━━━ Provided information

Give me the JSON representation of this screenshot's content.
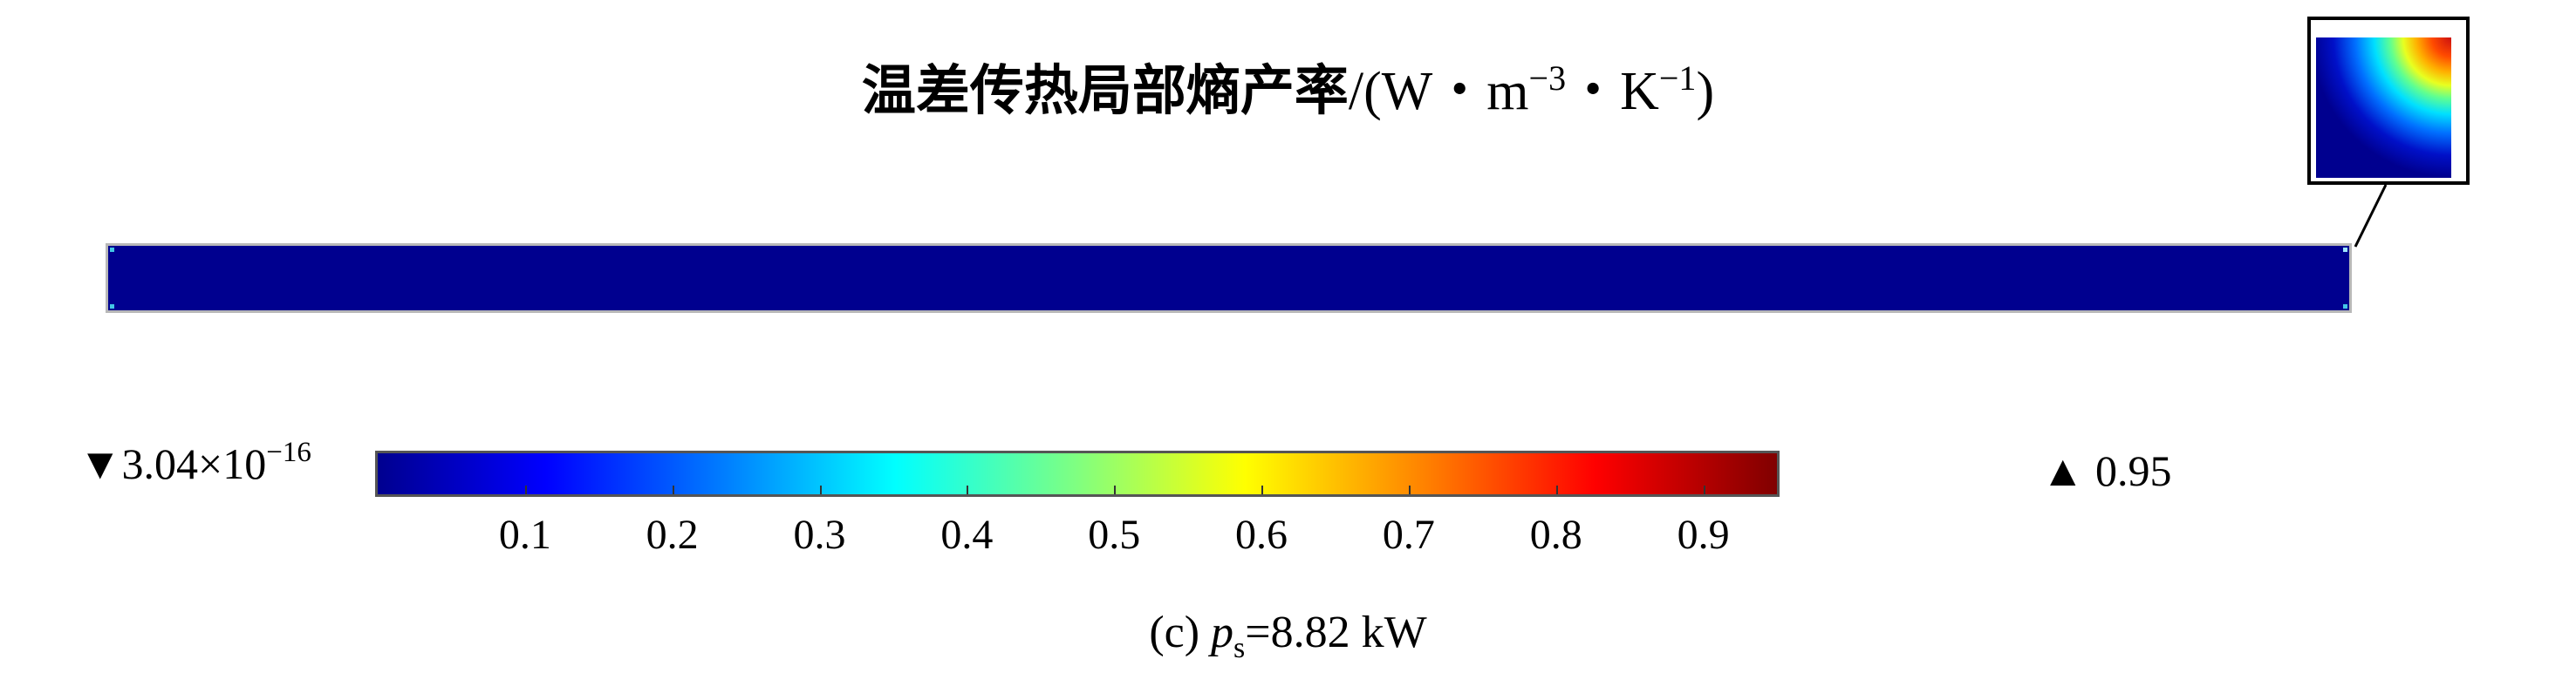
{
  "chart_data": {
    "type": "heatmap",
    "title_main": "温差传热局部熵产率",
    "title_unit_prefix": "/(W・m",
    "title_unit_exp1": "−3",
    "title_unit_mid": "・K",
    "title_unit_exp2": "−1",
    "title_unit_suffix": ")",
    "colorbar": {
      "colormap": "jet",
      "min_label_prefix": "▼",
      "min_mantissa": "3.04×10",
      "min_exponent": "−16",
      "max_label": "▲ 0.95",
      "min_value": 3.04e-16,
      "max_value": 0.95,
      "ticks": [
        "0.1",
        "0.2",
        "0.3",
        "0.4",
        "0.5",
        "0.6",
        "0.7",
        "0.8",
        "0.9"
      ]
    },
    "field_note": "uniformly near minimum along the slab; hot spot at upper-right corner shown in inset",
    "caption_prefix": "(c) ",
    "caption_var": "p",
    "caption_sub": "s",
    "caption_value": "=8.82 kW"
  },
  "colors": {
    "field_background": "#00008f",
    "hotspot": "#ff0000"
  }
}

━━━━━━

### Short problem:
Make an exact copy of every record, pictures excluded.

### Task output:
Give me the JSON representation of this screenshot's content.
{
  "chart_data": {
    "type": "heatmap",
    "title_main": "温差传热局部熵产率",
    "title_unit_prefix": "/(W・m",
    "title_unit_exp1": "−3",
    "title_unit_mid": "・K",
    "title_unit_exp2": "−1",
    "title_unit_suffix": ")",
    "colorbar": {
      "colormap": "jet",
      "min_label_prefix": "▼",
      "min_mantissa": "3.04×10",
      "min_exponent": "−16",
      "max_label": "▲ 0.95",
      "min_value": 3.04e-16,
      "max_value": 0.95,
      "ticks": [
        "0.1",
        "0.2",
        "0.3",
        "0.4",
        "0.5",
        "0.6",
        "0.7",
        "0.8",
        "0.9"
      ]
    },
    "field_note": "uniformly near minimum along the slab; hot spot at upper-right corner shown in inset",
    "caption_prefix": "(c) ",
    "caption_var": "p",
    "caption_sub": "s",
    "caption_value": "=8.82 kW"
  },
  "colors": {
    "field_background": "#00008f",
    "hotspot": "#ff0000"
  }
}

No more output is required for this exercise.